§ **YOUR TASK**
Wherever the string "path" appears in a line, extract that line.

§ **INPUT ROWS**
================
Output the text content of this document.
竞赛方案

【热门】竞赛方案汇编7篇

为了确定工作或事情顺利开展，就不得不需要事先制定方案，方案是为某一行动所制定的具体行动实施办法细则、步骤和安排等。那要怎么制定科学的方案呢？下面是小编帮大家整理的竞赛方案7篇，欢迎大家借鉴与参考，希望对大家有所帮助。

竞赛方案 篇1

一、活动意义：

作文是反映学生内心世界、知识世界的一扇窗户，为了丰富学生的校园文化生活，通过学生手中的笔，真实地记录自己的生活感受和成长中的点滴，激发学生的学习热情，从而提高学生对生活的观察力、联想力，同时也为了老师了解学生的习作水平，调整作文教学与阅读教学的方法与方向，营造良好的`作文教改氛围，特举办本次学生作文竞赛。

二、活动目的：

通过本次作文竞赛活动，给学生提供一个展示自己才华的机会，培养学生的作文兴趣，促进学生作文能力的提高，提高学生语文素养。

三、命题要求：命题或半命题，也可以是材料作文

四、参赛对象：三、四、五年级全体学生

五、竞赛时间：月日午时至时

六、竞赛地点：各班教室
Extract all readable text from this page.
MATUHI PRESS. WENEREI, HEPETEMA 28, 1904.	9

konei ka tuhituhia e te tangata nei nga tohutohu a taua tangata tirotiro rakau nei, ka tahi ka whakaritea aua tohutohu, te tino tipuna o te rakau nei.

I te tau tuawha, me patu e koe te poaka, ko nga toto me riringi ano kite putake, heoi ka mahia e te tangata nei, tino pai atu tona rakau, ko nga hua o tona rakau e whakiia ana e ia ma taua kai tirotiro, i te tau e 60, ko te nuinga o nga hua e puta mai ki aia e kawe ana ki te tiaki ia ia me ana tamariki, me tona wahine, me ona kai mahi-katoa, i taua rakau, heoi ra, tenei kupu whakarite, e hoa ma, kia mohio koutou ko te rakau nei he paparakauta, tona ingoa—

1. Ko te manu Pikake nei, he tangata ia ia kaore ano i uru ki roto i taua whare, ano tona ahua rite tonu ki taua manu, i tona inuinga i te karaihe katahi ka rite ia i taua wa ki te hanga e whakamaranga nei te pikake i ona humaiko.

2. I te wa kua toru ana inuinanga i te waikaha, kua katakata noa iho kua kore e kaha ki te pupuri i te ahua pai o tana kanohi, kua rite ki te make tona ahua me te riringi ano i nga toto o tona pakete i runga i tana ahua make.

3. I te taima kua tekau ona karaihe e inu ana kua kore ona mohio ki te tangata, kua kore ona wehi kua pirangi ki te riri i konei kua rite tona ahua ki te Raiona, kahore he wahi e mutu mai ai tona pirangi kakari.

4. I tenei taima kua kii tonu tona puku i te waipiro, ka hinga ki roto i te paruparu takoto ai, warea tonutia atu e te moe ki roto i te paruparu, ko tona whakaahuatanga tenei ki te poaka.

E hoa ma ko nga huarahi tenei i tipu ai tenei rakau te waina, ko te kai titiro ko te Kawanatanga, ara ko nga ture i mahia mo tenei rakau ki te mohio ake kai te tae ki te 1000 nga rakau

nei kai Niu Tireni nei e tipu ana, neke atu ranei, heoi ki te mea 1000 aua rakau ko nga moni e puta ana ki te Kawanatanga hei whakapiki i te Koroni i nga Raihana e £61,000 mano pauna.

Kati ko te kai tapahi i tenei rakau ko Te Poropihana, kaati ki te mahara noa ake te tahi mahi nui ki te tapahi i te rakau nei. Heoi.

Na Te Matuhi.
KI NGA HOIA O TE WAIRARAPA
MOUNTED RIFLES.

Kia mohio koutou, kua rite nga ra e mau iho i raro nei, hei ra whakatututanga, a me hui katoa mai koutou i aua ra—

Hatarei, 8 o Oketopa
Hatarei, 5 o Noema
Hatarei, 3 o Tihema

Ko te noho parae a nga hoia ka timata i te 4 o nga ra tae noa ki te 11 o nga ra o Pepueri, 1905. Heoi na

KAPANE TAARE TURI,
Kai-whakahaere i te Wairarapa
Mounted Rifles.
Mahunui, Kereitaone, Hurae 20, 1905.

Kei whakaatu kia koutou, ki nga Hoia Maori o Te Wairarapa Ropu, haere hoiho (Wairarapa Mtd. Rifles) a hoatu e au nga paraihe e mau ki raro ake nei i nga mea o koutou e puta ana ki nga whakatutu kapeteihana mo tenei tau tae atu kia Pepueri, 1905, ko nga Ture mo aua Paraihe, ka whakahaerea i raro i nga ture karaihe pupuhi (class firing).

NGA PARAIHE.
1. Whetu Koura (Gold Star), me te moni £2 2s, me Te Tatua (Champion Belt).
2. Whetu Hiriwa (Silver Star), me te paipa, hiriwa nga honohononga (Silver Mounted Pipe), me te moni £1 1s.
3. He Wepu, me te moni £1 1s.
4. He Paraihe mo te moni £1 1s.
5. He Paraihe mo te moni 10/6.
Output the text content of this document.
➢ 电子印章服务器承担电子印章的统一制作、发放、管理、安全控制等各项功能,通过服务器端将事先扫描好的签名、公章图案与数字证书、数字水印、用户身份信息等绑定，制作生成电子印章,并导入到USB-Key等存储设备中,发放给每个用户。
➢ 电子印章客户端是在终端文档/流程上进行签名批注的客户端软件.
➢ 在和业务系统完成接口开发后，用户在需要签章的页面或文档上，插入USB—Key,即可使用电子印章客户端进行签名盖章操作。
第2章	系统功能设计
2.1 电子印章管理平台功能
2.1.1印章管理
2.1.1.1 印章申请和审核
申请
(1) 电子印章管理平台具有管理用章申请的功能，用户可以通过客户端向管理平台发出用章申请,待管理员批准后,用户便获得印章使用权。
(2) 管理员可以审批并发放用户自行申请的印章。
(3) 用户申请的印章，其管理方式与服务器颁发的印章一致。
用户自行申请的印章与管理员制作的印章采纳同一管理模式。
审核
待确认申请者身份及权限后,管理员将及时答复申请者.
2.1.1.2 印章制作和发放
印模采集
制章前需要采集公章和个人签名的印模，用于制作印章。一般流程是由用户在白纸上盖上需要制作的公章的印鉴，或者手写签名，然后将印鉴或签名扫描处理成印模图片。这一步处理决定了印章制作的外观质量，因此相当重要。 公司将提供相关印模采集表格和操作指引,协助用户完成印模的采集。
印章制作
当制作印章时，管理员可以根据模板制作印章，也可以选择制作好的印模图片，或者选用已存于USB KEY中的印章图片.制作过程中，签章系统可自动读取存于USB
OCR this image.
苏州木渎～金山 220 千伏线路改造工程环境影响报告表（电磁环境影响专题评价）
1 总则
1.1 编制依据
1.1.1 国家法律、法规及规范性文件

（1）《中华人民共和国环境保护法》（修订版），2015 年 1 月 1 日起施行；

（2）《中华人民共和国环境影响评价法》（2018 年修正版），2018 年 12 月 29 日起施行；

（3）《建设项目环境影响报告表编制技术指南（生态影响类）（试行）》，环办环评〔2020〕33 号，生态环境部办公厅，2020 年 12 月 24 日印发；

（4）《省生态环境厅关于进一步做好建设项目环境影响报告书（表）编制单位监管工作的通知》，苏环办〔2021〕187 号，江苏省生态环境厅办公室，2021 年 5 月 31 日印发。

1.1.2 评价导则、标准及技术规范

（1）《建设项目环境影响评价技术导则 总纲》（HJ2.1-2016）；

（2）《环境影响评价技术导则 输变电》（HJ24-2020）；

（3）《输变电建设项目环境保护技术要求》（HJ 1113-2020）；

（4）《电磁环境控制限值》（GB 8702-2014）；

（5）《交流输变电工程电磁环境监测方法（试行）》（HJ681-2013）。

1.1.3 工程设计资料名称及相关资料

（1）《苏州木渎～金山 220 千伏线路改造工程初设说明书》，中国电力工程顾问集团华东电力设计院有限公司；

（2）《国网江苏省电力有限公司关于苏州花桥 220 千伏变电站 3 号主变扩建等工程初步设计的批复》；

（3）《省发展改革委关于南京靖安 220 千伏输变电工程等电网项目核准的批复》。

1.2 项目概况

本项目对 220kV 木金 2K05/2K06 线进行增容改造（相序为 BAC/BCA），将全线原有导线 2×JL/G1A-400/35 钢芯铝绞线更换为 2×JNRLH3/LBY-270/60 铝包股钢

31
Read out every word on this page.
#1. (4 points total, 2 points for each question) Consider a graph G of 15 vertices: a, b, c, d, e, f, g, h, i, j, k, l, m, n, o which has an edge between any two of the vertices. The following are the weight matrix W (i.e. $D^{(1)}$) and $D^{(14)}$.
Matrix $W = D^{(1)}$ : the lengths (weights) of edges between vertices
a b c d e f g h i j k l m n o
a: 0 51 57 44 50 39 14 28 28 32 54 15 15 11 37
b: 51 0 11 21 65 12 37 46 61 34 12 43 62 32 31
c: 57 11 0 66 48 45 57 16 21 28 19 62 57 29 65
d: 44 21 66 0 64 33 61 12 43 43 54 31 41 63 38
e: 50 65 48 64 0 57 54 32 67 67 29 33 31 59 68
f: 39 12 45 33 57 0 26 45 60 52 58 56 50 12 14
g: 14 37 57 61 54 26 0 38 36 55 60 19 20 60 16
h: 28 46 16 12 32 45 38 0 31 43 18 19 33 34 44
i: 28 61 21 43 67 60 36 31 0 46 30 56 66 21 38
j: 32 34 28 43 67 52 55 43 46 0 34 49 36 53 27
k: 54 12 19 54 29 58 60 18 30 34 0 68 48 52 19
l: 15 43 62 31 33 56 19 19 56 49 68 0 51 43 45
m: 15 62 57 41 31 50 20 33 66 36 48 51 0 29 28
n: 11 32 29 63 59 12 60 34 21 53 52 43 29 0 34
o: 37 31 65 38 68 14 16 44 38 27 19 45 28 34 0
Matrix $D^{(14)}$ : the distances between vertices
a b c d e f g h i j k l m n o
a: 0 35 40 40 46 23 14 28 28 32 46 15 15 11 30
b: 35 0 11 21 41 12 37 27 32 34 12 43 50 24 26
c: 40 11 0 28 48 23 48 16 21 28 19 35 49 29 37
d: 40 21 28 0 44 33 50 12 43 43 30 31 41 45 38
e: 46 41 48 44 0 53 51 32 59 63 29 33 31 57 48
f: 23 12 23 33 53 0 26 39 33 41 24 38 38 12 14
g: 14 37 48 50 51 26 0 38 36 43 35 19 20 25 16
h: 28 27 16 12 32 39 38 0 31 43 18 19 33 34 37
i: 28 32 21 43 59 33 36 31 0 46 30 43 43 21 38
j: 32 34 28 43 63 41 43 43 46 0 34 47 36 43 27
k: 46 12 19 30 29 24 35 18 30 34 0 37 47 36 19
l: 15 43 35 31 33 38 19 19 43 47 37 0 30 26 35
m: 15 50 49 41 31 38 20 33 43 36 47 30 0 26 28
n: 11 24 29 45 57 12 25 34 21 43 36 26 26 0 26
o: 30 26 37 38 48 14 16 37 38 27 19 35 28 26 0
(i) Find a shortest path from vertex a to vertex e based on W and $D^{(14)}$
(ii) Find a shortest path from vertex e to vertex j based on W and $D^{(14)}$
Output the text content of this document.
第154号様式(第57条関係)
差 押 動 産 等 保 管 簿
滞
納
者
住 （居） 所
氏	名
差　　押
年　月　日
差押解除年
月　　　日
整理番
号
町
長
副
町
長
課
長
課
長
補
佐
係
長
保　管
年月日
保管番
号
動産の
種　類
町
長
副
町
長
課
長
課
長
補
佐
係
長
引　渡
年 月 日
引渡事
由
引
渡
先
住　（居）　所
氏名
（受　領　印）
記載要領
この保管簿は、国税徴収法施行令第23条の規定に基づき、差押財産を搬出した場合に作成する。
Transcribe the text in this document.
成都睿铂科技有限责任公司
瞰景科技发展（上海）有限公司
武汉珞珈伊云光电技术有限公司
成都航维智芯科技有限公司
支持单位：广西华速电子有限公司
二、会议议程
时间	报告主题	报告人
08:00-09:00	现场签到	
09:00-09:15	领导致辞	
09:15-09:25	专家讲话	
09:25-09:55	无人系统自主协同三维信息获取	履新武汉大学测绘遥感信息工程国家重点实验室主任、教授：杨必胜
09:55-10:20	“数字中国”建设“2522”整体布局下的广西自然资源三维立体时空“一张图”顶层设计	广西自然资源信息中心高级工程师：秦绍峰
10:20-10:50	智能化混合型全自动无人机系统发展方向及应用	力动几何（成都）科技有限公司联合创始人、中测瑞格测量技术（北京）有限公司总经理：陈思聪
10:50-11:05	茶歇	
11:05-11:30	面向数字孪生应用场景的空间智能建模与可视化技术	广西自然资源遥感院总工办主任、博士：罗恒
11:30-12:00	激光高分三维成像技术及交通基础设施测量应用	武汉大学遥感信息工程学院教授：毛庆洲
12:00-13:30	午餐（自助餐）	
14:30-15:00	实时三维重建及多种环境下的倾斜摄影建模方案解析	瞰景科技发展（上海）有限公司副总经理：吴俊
================
§ **EXERCISE SOLUTION**
(i) Find a shortest path from vertex a to vertex e based on W and $D^{(14)}$
(ii) Find a shortest path from vertex e to vertex j based on W and $D^{(14)}$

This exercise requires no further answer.